What you should do: Write out every line below that includes the word "Deuda".
== == ==
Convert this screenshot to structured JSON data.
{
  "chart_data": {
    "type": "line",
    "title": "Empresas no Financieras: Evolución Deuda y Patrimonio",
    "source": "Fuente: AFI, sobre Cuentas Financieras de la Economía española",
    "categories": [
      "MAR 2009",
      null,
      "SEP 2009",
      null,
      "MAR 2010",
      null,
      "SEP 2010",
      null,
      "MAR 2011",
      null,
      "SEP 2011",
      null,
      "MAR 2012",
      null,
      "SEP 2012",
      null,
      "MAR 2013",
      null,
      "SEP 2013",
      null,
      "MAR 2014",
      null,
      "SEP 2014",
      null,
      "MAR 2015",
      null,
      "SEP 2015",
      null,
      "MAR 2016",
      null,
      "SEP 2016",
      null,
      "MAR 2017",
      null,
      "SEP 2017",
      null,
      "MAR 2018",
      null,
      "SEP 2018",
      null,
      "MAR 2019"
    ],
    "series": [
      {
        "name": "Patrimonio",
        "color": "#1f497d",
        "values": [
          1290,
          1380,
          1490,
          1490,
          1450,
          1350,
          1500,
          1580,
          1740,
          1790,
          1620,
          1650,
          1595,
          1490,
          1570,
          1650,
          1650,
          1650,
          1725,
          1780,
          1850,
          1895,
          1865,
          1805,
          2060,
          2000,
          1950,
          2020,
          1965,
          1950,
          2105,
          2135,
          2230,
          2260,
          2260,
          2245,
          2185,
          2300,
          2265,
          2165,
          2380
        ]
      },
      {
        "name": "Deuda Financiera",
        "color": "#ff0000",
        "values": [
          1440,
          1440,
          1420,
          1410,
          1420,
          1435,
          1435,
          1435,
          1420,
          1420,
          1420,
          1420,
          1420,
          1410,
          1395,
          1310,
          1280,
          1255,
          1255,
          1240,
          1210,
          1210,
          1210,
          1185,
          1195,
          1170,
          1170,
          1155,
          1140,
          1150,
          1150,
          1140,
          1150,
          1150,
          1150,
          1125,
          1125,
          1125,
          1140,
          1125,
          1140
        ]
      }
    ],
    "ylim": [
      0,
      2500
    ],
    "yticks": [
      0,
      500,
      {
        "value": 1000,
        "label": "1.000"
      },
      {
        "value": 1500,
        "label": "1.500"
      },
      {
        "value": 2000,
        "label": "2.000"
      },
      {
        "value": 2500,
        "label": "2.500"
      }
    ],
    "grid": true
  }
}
== == ==
Written reply:
    "title": "Empresas no Financieras: Evolución Deuda y Patrimonio",
        "name": "Deuda Financiera",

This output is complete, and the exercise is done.